Written request:
Copy out every line of the data exactly.

Task input:

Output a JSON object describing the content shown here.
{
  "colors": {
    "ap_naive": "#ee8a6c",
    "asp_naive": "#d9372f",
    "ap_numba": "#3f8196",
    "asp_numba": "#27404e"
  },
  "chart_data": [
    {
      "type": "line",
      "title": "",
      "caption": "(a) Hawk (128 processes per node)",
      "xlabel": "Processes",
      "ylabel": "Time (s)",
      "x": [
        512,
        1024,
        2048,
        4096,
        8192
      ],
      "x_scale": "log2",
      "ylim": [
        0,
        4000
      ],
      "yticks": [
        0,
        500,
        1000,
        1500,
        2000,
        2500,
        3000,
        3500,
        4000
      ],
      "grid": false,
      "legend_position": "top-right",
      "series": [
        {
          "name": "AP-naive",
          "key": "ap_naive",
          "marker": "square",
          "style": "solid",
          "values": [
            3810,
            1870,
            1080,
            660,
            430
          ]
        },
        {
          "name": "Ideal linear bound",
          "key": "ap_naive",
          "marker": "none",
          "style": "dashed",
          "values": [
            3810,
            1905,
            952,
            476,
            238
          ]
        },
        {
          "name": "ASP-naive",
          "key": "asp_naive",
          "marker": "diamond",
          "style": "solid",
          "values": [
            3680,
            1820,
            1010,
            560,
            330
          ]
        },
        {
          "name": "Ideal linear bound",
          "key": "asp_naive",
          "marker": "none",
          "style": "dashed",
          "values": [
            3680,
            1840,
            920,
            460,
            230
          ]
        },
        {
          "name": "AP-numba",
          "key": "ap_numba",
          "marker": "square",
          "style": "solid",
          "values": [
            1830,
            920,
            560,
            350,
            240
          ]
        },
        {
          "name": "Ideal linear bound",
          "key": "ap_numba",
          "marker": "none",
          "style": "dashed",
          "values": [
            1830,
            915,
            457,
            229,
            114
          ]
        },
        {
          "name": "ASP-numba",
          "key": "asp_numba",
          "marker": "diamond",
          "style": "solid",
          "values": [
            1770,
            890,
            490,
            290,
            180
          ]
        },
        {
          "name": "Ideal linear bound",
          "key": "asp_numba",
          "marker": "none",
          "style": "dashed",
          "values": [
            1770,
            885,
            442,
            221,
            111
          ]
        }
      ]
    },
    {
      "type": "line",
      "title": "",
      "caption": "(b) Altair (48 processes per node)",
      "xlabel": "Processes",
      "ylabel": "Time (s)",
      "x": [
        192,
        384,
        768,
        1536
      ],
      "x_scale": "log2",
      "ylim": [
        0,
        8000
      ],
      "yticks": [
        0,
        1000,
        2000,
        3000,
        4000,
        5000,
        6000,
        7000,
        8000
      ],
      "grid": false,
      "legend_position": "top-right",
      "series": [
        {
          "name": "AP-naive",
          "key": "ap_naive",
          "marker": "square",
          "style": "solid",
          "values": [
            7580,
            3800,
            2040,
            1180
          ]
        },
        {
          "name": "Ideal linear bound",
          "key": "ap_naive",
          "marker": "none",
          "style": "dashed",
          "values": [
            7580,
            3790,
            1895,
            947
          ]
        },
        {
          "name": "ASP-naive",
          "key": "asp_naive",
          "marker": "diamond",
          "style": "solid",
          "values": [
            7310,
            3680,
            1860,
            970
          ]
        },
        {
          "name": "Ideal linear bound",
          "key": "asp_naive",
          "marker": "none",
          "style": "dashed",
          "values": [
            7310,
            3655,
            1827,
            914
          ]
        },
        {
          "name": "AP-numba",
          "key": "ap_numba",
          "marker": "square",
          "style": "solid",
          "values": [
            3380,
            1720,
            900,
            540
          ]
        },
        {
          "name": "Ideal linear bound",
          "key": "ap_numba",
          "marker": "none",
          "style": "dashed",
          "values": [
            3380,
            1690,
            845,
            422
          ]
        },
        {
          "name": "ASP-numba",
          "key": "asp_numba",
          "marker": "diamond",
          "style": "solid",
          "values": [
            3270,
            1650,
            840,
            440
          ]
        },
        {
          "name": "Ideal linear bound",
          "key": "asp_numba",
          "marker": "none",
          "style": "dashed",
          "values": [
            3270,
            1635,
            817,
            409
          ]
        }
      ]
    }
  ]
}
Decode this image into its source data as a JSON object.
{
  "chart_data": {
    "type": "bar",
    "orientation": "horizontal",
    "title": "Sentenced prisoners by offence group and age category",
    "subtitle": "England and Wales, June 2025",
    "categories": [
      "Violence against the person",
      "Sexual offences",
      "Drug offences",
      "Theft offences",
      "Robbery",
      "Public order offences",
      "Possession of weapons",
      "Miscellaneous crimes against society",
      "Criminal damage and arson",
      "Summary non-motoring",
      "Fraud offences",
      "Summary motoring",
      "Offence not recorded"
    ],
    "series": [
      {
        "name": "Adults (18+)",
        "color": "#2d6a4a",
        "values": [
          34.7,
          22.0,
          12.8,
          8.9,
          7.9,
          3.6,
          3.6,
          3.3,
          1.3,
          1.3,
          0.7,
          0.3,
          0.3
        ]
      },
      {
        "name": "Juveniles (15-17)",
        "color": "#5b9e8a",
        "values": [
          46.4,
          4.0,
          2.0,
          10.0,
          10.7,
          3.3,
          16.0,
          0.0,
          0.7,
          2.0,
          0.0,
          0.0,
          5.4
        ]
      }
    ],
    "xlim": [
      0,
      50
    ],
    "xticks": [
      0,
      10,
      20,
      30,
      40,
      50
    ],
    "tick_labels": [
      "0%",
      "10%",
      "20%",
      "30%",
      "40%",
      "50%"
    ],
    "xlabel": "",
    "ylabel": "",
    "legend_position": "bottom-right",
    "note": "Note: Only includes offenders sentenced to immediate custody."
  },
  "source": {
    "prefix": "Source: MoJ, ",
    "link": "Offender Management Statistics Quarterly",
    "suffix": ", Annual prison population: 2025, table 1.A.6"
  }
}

Output of the task:
Output a JSON object describing the content shown here.
{
  "colors": {
    "ap_naive": "#ee8a6c",
    "asp_naive": "#d9372f",
    "ap_numba": "#3f8196",
    "asp_numba": "#27404e"
  },
  "chart_data": [
    {
      "type": "line",
      "title": "",
      "caption": "(a) Hawk (128 processes per node)",
      "xlabel": "Processes",
      "ylabel": "Time (s)",
      "x": [
        512,
        1024,
        2048,
        4096,
        8192
      ],
      "x_scale": "log2",
      "ylim": [
        0,
        4000
      ],
      "yticks": [
        0,
        500,
        1000,
        1500,
        2000,
        2500,
        3000,
        3500,
        4000
      ],
      "grid": false,
      "legend_position": "top-right",
      "series": [
        {
          "name": "AP-naive",
          "key": "ap_naive",
          "marker": "square",
          "style": "solid",
          "values": [
            3810,
            1870,
            1080,
            660,
            430
          ]
        },
        {
          "name": "Ideal linear bound",
          "key": "ap_naive",
          "marker": "none",
          "style": "dashed",
          "values": [
            3810,
            1905,
            952,
            476,
            238
          ]
        },
        {
          "name": "ASP-naive",
          "key": "asp_naive",
          "marker": "diamond",
          "style": "solid",
          "values": [
            3680,
            1820,
            1010,
            560,
            330
          ]
        },
        {
          "name": "Ideal linear bound",
          "key": "asp_naive",
          "marker": "none",
          "style": "dashed",
          "values": [
            3680,
            1840,
            920,
            460,
            230
          ]
        },
        {
          "name": "AP-numba",
          "key": "ap_numba",
          "marker": "square",
          "style": "solid",
          "values": [
            1830,
            920,
            560,
            350,
            240
          ]
        },
        {
          "name": "Ideal linear bound",
          "key": "ap_numba",
          "marker": "none",
          "style": "dashed",
          "values": [
            1830,
            915,
            457,
            229,
            114
          ]
        },
        {
          "name": "ASP-numba",
          "key": "asp_numba",
          "marker": "diamond",
          "style": "solid",
          "values": [
            1770,
            890,
            490,
            290,
            180
          ]
        },
        {
          "name": "Ideal linear bound",
          "key": "asp_numba",
          "marker": "none",
          "style": "dashed",
          "values": [
            1770,
            885,
            442,
            221,
            111
          ]
        }
      ]
    },
    {
      "type": "line",
      "title": "",
      "caption": "(b) Altair (48 processes per node)",
      "xlabel": "Processes",
      "ylabel": "Time (s)",
      "x": [
        192,
        384,
        768,
        1536
      ],
      "x_scale": "log2",
      "ylim": [
        0,
        8000
      ],
      "yticks": [
        0,
        1000,
        2000,
        3000,
        4000,
        5000,
        6000,
        7000,
        8000
      ],
      "grid": false,
      "legend_position": "top-right",
      "series": [
        {
          "name": "AP-naive",
          "key": "ap_naive",
          "marker": "square",
          "style": "solid",
          "values": [
            7580,
            3800,
            2040,
            1180
          ]
        },
        {
          "name": "Ideal linear bound",
          "key": "ap_naive",
          "marker": "none",
          "style": "dashed",
          "values": [
            7580,
            3790,
            1895,
            947
          ]
        },
        {
          "name": "ASP-naive",
          "key": "asp_naive",
          "marker": "diamond",
          "style": "solid",
          "values": [
            7310,
            3680,
            1860,
            970
          ]
        },
        {
          "name": "Ideal linear bound",
          "key": "asp_naive",
          "marker": "none",
          "style": "dashed",
          "values": [
            7310,
            3655,
            1827,
            914
          ]
        },
        {
          "name": "AP-numba",
          "key": "ap_numba",
          "marker": "square",
          "style": "solid",
          "values": [
            3380,
            1720,
            900,
            540
          ]
        },
        {
          "name": "Ideal linear bound",
          "key": "ap_numba",
          "marker": "none",
          "style": "dashed",
          "values": [
            3380,
            1690,
            845,
            422
          ]
        },
        {
          "name": "ASP-numba",
          "key": "asp_numba",
          "marker": "diamond",
          "style": "solid",
          "values": [
            3270,
            1650,
            840,
            440
          ]
        },
        {
          "name": "Ideal linear bound",
          "key": "asp_numba",
          "marker": "none",
          "style": "dashed",
          "values": [
            3270,
            1635,
            817,
            409
          ]
        }
      ]
    }
  ]
}
Decode this image into its source data as a JSON object.
{
  "chart_data": {
    "type": "bar",
    "orientation": "horizontal",
    "title": "Sentenced prisoners by offence group and age category",
    "subtitle": "England and Wales, June 2025",
    "categories": [
      "Violence against the person",
      "Sexual offences",
      "Drug offences",
      "Theft offences",
      "Robbery",
      "Public order offences",
      "Possession of weapons",
      "Miscellaneous crimes against society",
      "Criminal damage and arson",
      "Summary non-motoring",
      "Fraud offences",
      "Summary motoring",
      "Offence not recorded"
    ],
    "series": [
      {
        "name": "Adults (18+)",
        "color": "#2d6a4a",
        "values": [
          34.7,
          22.0,
          12.8,
          8.9,
          7.9,
          3.6,
          3.6,
          3.3,
          1.3,
          1.3,
          0.7,
          0.3,
          0.3
        ]
      },
      {
        "name": "Juveniles (15-17)",
        "color": "#5b9e8a",
        "values": [
          46.4,
          4.0,
          2.0,
          10.0,
          10.7,
          3.3,
          16.0,
          0.0,
          0.7,
          2.0,
          0.0,
          0.0,
          5.4
        ]
      }
    ],
    "xlim": [
      0,
      50
    ],
    "xticks": [
      0,
      10,
      20,
      30,
      40,
      50
    ],
    "tick_labels": [
      "0%",
      "10%",
      "20%",
      "30%",
      "40%",
      "50%"
    ],
    "xlabel": "",
    "ylabel": "",
    "legend_position": "bottom-right",
    "note": "Note: Only includes offenders sentenced to immediate custody."
  },
  "source": {
    "prefix": "Source: MoJ, ",
    "link": "Offender Management Statistics Quarterly",
    "suffix": ", Annual prison population: 2025, table 1.A.6"
  }
}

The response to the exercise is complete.